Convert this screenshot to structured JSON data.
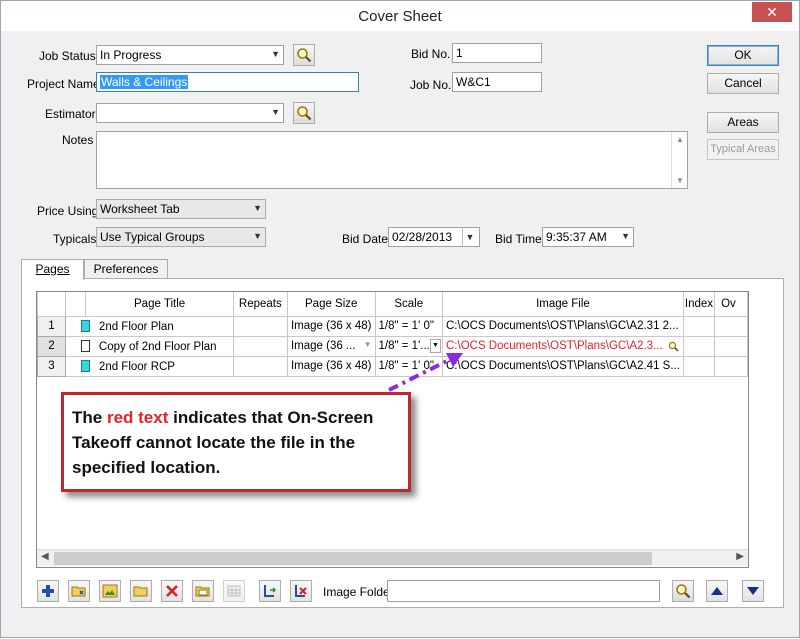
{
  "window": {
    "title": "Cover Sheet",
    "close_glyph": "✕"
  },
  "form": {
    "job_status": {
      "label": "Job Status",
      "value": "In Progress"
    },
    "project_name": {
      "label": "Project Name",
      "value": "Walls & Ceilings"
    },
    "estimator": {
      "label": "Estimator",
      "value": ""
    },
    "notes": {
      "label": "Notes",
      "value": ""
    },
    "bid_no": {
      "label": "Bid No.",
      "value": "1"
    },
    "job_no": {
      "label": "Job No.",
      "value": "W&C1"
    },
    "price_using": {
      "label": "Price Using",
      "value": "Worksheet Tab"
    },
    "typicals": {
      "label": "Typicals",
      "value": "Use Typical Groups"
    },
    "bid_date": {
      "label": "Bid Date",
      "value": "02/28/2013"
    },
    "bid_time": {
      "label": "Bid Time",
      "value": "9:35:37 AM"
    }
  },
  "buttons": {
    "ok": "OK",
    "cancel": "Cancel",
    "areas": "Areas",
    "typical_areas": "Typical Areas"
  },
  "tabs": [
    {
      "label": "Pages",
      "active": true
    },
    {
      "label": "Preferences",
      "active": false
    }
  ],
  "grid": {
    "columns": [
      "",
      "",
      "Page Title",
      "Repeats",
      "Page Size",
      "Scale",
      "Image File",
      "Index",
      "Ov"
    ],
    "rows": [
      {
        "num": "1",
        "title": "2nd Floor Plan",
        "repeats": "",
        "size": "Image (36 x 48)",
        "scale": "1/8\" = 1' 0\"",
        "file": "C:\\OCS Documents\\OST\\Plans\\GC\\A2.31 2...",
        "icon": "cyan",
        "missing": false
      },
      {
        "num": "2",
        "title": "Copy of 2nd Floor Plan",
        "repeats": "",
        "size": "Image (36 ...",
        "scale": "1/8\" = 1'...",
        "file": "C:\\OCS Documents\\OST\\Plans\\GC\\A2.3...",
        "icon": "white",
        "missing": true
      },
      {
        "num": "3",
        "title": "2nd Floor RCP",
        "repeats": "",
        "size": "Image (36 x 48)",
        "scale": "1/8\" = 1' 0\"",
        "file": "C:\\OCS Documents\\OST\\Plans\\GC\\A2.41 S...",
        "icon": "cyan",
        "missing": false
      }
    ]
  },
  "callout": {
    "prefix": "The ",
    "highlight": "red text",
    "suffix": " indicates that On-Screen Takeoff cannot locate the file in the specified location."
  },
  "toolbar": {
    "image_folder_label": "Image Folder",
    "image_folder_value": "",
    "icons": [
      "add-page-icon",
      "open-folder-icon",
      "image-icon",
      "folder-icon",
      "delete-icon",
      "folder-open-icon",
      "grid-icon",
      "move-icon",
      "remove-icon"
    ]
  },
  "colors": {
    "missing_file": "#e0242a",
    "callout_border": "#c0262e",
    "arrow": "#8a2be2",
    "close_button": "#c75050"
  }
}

...

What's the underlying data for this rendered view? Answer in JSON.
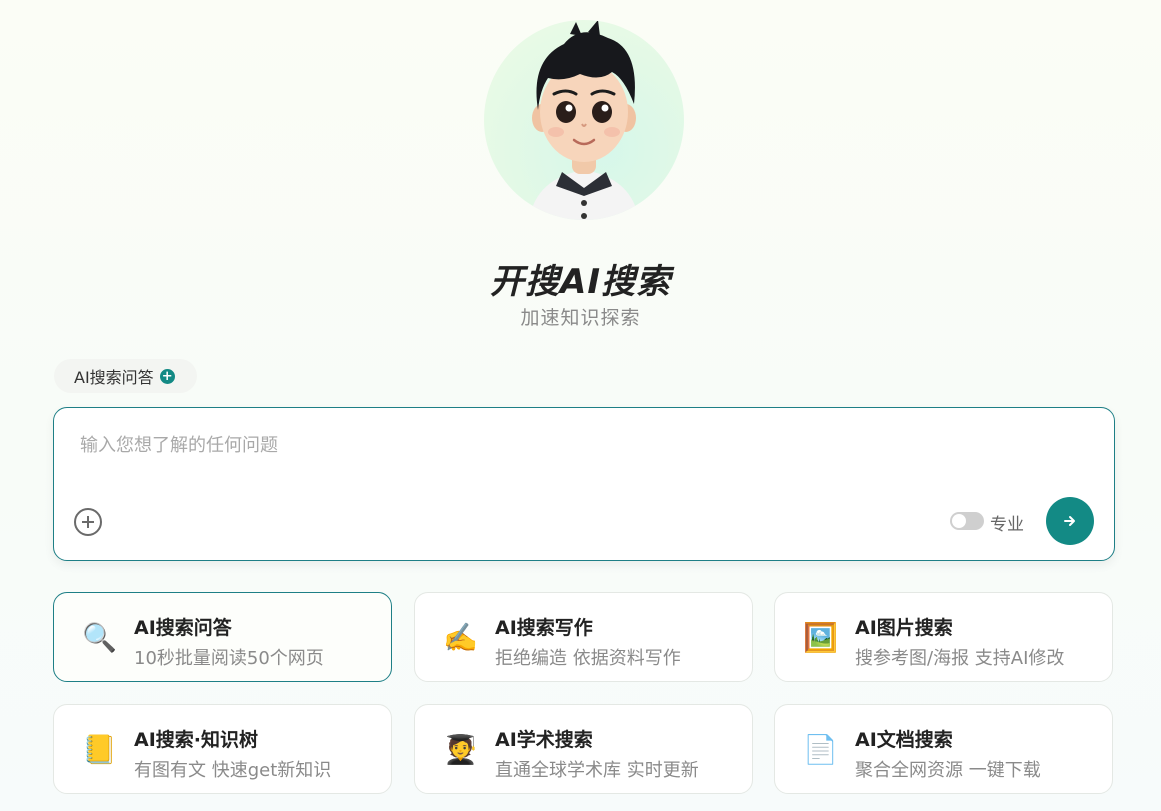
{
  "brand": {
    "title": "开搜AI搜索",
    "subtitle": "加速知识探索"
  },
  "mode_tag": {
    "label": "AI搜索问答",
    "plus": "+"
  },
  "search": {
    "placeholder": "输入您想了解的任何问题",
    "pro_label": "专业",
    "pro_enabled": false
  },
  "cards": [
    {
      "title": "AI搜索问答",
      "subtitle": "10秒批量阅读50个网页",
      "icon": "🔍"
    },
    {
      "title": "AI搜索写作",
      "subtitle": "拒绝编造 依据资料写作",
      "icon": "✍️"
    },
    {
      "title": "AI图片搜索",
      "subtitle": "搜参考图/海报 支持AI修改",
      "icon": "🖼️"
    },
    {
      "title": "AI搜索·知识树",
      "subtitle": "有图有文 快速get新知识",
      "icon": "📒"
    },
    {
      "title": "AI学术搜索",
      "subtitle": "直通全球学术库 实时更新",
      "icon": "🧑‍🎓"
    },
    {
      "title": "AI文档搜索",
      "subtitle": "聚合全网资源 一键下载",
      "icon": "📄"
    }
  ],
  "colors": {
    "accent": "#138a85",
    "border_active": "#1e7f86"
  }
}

> What the exercise asks
Where a line above holds the string "data", show that line.

> Answer for this exercise
Convert this screenshot to structured JSON data.
What's the underlying data for this rendered view? Answer in JSON.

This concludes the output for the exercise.